What to work on: Copy the text lines of every entry below word for word, and leave the pictures out of your answer.

Given entries:
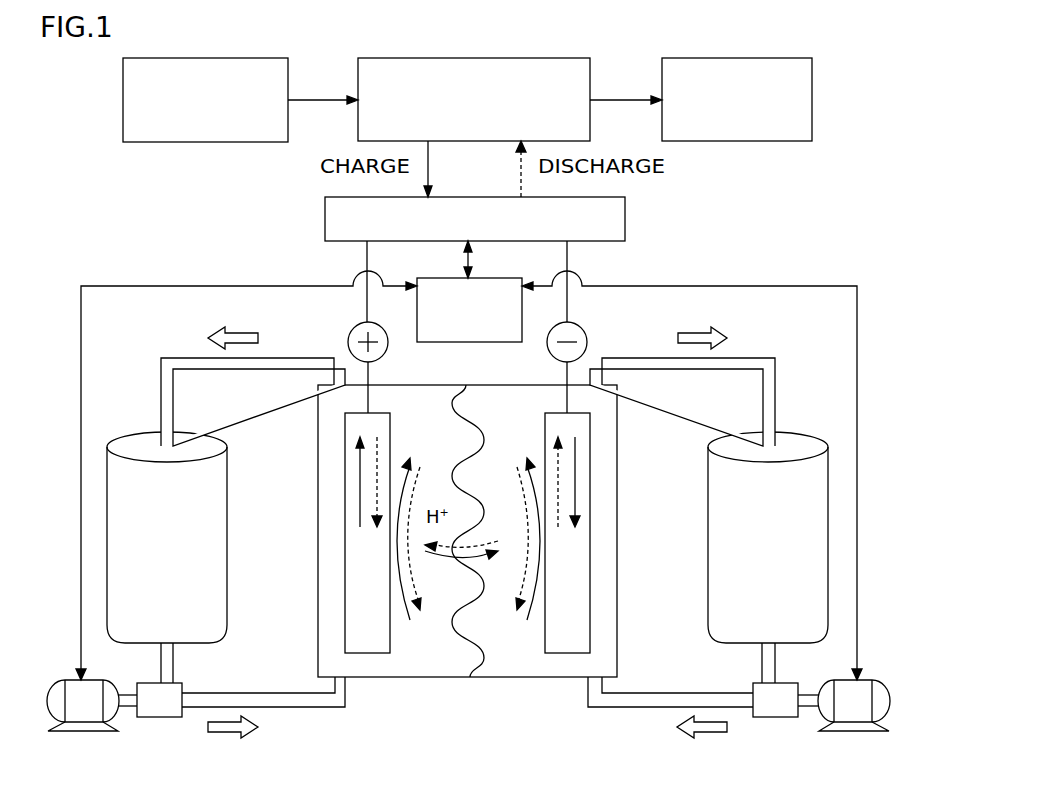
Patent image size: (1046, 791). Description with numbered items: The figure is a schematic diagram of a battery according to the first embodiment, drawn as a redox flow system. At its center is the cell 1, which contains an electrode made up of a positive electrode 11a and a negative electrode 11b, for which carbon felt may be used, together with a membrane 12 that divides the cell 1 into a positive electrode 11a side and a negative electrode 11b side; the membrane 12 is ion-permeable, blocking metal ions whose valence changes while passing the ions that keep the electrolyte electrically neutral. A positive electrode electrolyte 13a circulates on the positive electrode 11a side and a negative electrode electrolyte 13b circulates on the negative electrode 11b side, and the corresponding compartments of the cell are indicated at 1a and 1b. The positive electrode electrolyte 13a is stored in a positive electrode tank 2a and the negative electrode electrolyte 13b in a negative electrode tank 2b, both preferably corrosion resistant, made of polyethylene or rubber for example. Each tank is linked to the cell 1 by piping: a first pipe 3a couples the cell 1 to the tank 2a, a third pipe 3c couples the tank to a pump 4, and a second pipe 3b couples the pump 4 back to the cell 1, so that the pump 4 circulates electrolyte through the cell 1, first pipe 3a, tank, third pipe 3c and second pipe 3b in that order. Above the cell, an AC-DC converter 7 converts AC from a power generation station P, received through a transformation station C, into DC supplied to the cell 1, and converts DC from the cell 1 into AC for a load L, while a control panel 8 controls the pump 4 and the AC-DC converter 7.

The power generation station P is at (236, 57).
The transformation station C is at (540, 57).
The load L is at (762, 57).
The AC-DC converter 7 is at (626, 220).
The control panel 8 is at (468, 342).
The cell 1 is at (301, 480).
The positive electrode cell 1a is at (413, 680).
The negative electrode cell 1b is at (525, 680).
The positive electrode 11a is at (343, 615).
The negative electrode 11b is at (592, 612).
The membrane 12 is at (470, 660).
The positive electrode electrolyte 13a is at (367, 663).
The negative electrode electrolyte 13b is at (568, 663).
The positive electrode tank 2a is at (146, 430).
The negative electrode tank 2b is at (788, 430).
The first pipe 3a is at (187, 357).
The second pipe 3b is at (300, 708).
The third pipe 3c is at (159, 663).
The pump 4 is at (87, 712).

Correct response:
Patent image size: (1046, 791). Description with numbered items: The figure is a schematic diagram of a battery according to the first embodiment, drawn as a redox flow system. At its center is the cell 1, which contains an electrode made up of a positive electrode 11a and a negative electrode 11b, for which carbon felt may be used, together with a membrane 12 that divides the cell 1 into a positive electrode 11a side and a negative electrode 11b side; the membrane 12 is ion-permeable, blocking metal ions whose valence changes while passing the ions that keep the electrolyte electrically neutral. A positive electrode electrolyte 13a circulates on the positive electrode 11a side and a negative electrode electrolyte 13b circulates on the negative electrode 11b side, and the corresponding compartments of the cell are indicated at 1a and 1b. The positive electrode electrolyte 13a is stored in a positive electrode tank 2a and the negative electrode electrolyte 13b in a negative electrode tank 2b, both preferably corrosion resistant, made of polyethylene or rubber for example. Each tank is linked to the cell 1 by piping: a first pipe 3a couples the cell 1 to the tank 2a, a third pipe 3c couples the tank to a pump 4, and a second pipe 3b couples the pump 4 back to the cell 1, so that the pump 4 circulates electrolyte through the cell 1, first pipe 3a, tank, third pipe 3c and second pipe 3b in that order. Above the cell, an AC-DC converter 7 converts AC from a power generation station P, received through a transformation station C, into DC supplied to the cell 1, and converts DC from the cell 1 into AC for a load L, while a control panel 8 controls the pump 4 and the AC-DC converter 7.

The power generation station P is at (236, 57).
The transformation station C is at (540, 57).
The load L is at (762, 57).
The AC-DC converter 7 is at (626, 220).
The control panel 8 is at (468, 342).
The cell 1 is at (301, 480).
The positive electrode cell 1a is at (413, 680).
The negative electrode cell 1b is at (525, 680).
The positive electrode 11a is at (343, 615).
The negative electrode 11b is at (592, 612).
The membrane 12 is at (470, 660).
The positive electrode electrolyte 13a is at (367, 663).
The negative electrode electrolyte 13b is at (568, 663).
The positive electrode tank 2a is at (146, 430).
The negative electrode tank 2b is at (788, 430).
The first pipe 3a is at (187, 357).
The second pipe 3b is at (300, 708).
The third pipe 3c is at (159, 663).
The pump 4 is at (87, 712).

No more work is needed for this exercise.